#### Goal:
Copy each line below in which the string "JSON" occurs.

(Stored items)
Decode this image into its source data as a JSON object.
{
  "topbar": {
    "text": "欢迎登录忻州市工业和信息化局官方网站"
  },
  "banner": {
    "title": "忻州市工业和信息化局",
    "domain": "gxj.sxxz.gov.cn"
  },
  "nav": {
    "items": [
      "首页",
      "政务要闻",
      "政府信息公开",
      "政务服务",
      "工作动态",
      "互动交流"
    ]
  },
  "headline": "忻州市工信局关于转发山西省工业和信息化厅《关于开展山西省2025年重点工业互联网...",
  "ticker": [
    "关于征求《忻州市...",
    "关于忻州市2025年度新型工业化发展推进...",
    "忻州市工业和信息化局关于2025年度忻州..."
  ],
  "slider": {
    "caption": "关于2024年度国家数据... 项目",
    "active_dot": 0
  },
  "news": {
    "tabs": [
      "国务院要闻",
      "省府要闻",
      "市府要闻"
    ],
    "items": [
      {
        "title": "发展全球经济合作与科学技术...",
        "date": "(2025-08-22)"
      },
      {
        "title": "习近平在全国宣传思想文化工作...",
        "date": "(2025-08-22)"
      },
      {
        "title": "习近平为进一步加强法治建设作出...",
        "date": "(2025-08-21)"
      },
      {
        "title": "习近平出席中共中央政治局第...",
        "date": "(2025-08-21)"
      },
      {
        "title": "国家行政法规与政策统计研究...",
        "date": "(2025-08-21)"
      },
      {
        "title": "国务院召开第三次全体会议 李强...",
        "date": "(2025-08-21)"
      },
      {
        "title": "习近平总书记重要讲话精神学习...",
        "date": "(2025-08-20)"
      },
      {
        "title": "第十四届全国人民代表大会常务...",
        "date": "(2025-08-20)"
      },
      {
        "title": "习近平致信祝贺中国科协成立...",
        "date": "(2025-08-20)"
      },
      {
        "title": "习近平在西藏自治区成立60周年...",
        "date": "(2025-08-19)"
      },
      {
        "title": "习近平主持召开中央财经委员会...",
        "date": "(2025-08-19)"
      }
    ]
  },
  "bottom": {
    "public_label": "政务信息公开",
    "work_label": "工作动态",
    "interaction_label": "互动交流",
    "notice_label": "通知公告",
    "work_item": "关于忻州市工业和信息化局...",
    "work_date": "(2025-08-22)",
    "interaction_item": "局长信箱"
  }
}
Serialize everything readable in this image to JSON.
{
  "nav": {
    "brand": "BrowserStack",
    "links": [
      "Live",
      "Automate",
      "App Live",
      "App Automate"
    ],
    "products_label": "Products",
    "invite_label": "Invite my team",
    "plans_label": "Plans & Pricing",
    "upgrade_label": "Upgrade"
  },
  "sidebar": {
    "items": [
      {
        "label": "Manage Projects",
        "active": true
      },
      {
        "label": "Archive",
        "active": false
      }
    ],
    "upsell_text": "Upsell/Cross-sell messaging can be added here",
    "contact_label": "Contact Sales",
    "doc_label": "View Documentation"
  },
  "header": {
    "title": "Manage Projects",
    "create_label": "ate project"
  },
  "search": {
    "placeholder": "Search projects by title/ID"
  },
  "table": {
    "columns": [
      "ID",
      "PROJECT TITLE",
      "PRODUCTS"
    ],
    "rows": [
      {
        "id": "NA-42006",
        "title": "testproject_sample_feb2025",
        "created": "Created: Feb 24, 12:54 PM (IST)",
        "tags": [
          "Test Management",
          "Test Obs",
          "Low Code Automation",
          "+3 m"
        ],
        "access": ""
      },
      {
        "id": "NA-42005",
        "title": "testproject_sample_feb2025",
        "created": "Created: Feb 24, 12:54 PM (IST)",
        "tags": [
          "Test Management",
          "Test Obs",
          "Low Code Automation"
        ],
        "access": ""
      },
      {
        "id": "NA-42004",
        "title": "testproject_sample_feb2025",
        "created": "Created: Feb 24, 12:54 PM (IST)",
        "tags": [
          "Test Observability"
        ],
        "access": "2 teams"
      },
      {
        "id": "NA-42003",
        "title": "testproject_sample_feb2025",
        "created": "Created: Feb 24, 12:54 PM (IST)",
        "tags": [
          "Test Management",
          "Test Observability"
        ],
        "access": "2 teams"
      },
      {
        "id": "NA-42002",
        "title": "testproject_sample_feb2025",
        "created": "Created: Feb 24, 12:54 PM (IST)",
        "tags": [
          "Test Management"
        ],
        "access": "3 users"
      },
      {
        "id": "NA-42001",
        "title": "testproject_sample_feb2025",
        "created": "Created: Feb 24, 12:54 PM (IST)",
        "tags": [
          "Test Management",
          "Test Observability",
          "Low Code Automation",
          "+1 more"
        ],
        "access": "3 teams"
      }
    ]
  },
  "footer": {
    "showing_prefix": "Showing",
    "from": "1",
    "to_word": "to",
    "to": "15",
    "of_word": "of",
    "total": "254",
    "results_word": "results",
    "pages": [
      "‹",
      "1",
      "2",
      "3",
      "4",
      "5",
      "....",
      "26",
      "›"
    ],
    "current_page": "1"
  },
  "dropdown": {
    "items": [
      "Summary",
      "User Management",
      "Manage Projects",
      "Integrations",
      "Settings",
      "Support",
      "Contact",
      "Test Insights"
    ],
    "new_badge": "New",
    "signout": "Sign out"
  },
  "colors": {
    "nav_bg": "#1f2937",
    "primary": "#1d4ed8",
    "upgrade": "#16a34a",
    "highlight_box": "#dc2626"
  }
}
---
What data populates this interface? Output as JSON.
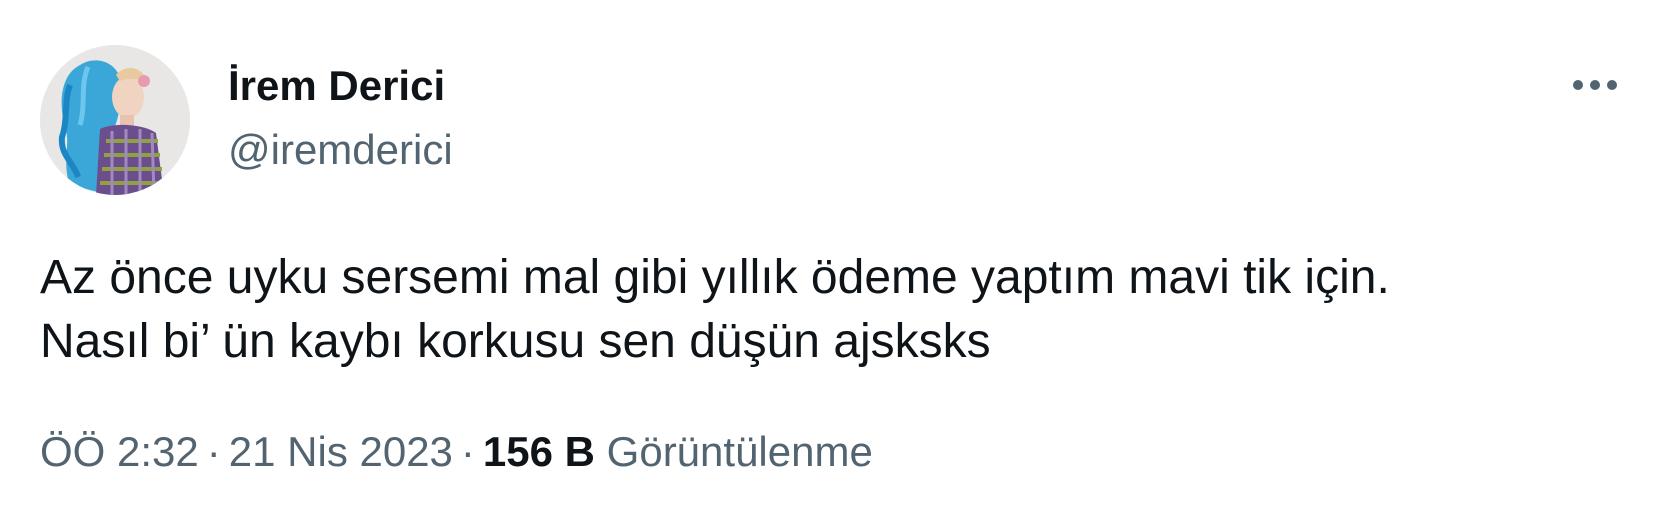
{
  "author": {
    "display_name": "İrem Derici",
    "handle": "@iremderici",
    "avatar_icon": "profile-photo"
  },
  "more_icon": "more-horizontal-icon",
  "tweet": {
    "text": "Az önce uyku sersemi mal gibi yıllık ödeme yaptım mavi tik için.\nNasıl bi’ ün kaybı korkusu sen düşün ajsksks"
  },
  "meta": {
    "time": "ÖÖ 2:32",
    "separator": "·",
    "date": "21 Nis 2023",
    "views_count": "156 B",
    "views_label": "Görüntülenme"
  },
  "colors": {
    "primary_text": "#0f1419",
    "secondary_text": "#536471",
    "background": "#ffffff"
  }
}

#### Result below:
Decode this image into its source data as a JSON object.
Serialize everything readable in this image to JSON.
What data populates this interface? Output as JSON.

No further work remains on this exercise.